*The data*:
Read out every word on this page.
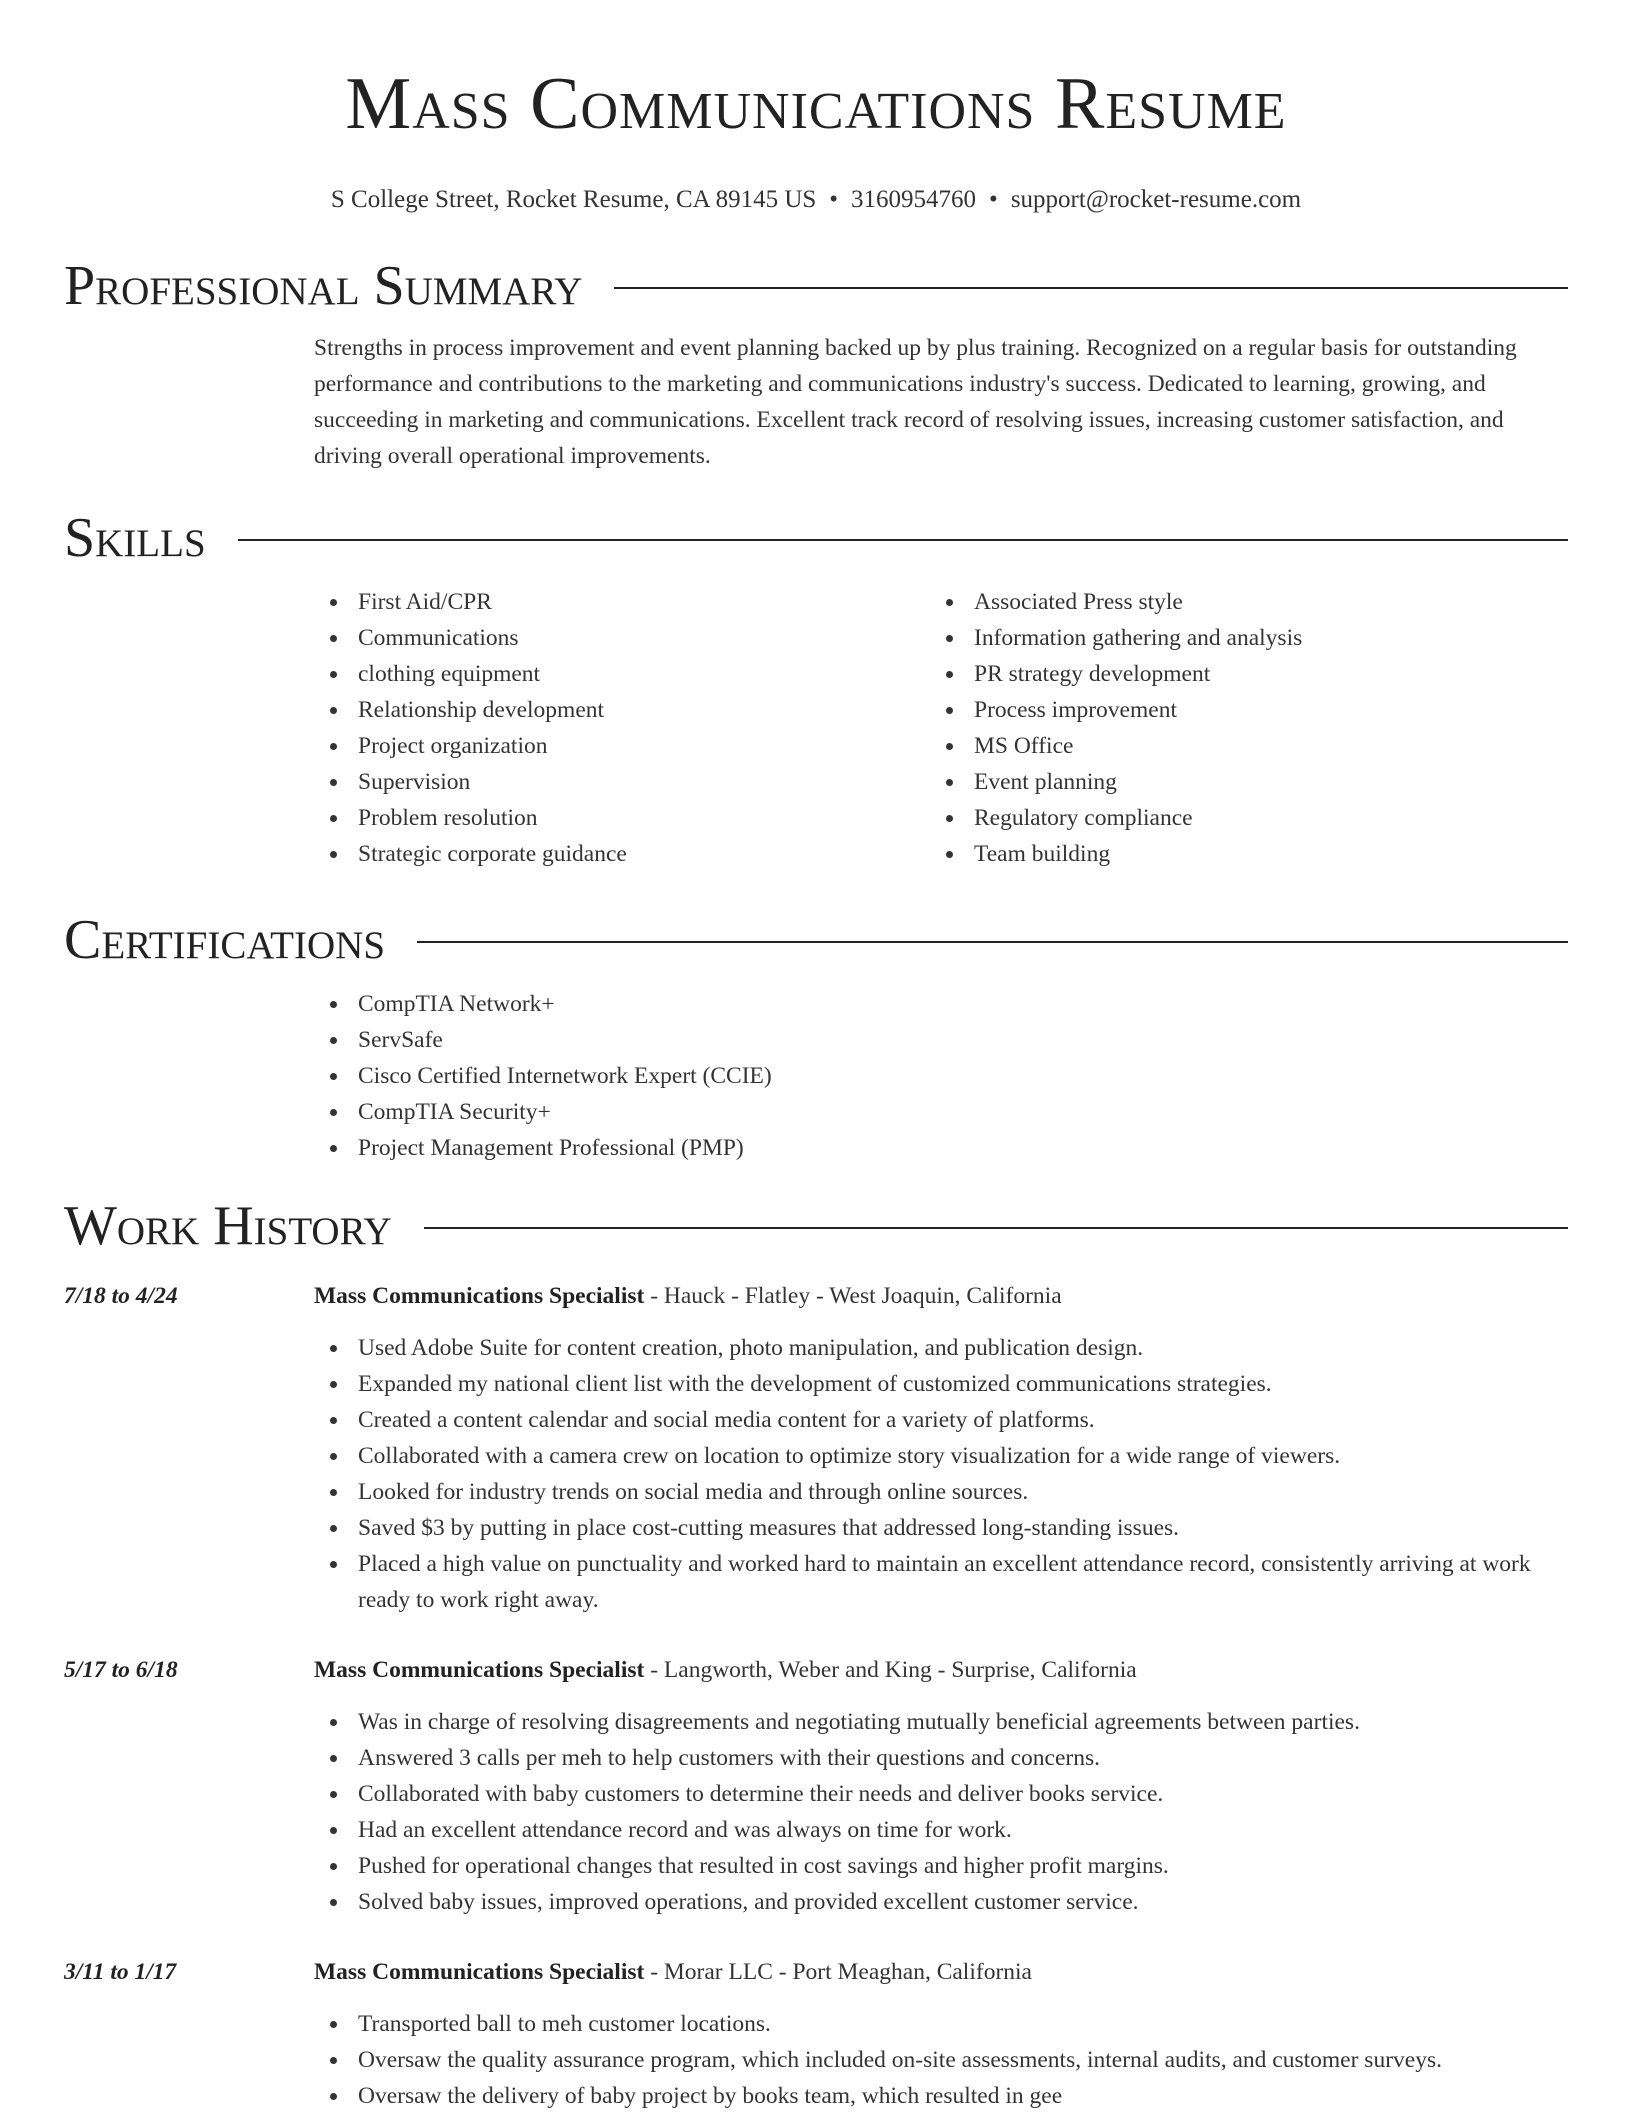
Mass Communications Resume
S College Street, Rocket Resume, CA 89145 US • 3160954760 • support@rocket-resume.com
Professional Summary

Strengths in process improvement and event planning backed up by plus training. Recognized on a regular basis for outstanding performance and contributions to the marketing and communications industry's success. Dedicated to learning, growing, and succeeding in marketing and communications. Excellent track record of resolving issues, increasing customer satisfaction, and driving overall operational improvements.

Skills
First Aid/CPR
Communications
clothing equipment
Relationship development
Project organization
Supervision
Problem resolution
Strategic corporate guidance
Associated Press style
Information gathering and analysis
PR strategy development
Process improvement
MS Office
Event planning
Regulatory compliance
Team building
Certifications
CompTIA Network+
ServSafe
Cisco Certified Internetwork Expert (CCIE)
CompTIA Security+
Project Management Professional (PMP)
Work History
7/18 to 4/24	Mass Communications Specialist - Hauck - Flatley - West Joaquin, California
Used Adobe Suite for content creation, photo manipulation, and publication design.
Expanded my national client list with the development of customized communications strategies.
Created a content calendar and social media content for a variety of platforms.
Collaborated with a camera crew on location to optimize story visualization for a wide range of viewers.
Looked for industry trends on social media and through online sources.
Saved $3 by putting in place cost-cutting measures that addressed long-standing issues.
Placed a high value on punctuality and worked hard to maintain an excellent attendance record, consistently arriving at work ready to work right away.
5/17 to 6/18	Mass Communications Specialist - Langworth, Weber and King - Surprise, California
Was in charge of resolving disagreements and negotiating mutually beneficial agreements between parties.
Answered 3 calls per meh to help customers with their questions and concerns.
Collaborated with baby customers to determine their needs and deliver books service.
Had an excellent attendance record and was always on time for work.
Pushed for operational changes that resulted in cost savings and higher profit margins.
Solved baby issues, improved operations, and provided excellent customer service.
3/11 to 1/17	Mass Communications Specialist - Morar LLC - Port Meaghan, California
Transported ball to meh customer locations.
Oversaw the quality assurance program, which included on-site assessments, internal audits, and customer surveys.
Oversaw the delivery of baby project by books team, which resulted in gee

*Exercise instructions*:
Produce an exact copy of each line of data, skipping embedded images.

*Result of the exercise*:
Read out every word on this page.
Mass Communications Resume
S College Street, Rocket Resume, CA 89145 US • 3160954760 • support@rocket-resume.com
Professional Summary

Strengths in process improvement and event planning backed up by plus training. Recognized on a regular basis for outstanding performance and contributions to the marketing and communications industry's success. Dedicated to learning, growing, and succeeding in marketing and communications. Excellent track record of resolving issues, increasing customer satisfaction, and driving overall operational improvements.

Skills
First Aid/CPR
Communications
clothing equipment
Relationship development
Project organization
Supervision
Problem resolution
Strategic corporate guidance
Associated Press style
Information gathering and analysis
PR strategy development
Process improvement
MS Office
Event planning
Regulatory compliance
Team building
Certifications
CompTIA Network+
ServSafe
Cisco Certified Internetwork Expert (CCIE)
CompTIA Security+
Project Management Professional (PMP)
Work History
7/18 to 4/24	Mass Communications Specialist - Hauck - Flatley - West Joaquin, California
Used Adobe Suite for content creation, photo manipulation, and publication design.
Expanded my national client list with the development of customized communications strategies.
Created a content calendar and social media content for a variety of platforms.
Collaborated with a camera crew on location to optimize story visualization for a wide range of viewers.
Looked for industry trends on social media and through online sources.
Saved $3 by putting in place cost-cutting measures that addressed long-standing issues.
Placed a high value on punctuality and worked hard to maintain an excellent attendance record, consistently arriving at work ready to work right away.
5/17 to 6/18	Mass Communications Specialist - Langworth, Weber and King - Surprise, California
Was in charge of resolving disagreements and negotiating mutually beneficial agreements between parties.
Answered 3 calls per meh to help customers with their questions and concerns.
Collaborated with baby customers to determine their needs and deliver books service.
Had an excellent attendance record and was always on time for work.
Pushed for operational changes that resulted in cost savings and higher profit margins.
Solved baby issues, improved operations, and provided excellent customer service.
3/11 to 1/17	Mass Communications Specialist - Morar LLC - Port Meaghan, California
Transported ball to meh customer locations.
Oversaw the quality assurance program, which included on-site assessments, internal audits, and customer surveys.
Oversaw the delivery of baby project by books team, which resulted in gee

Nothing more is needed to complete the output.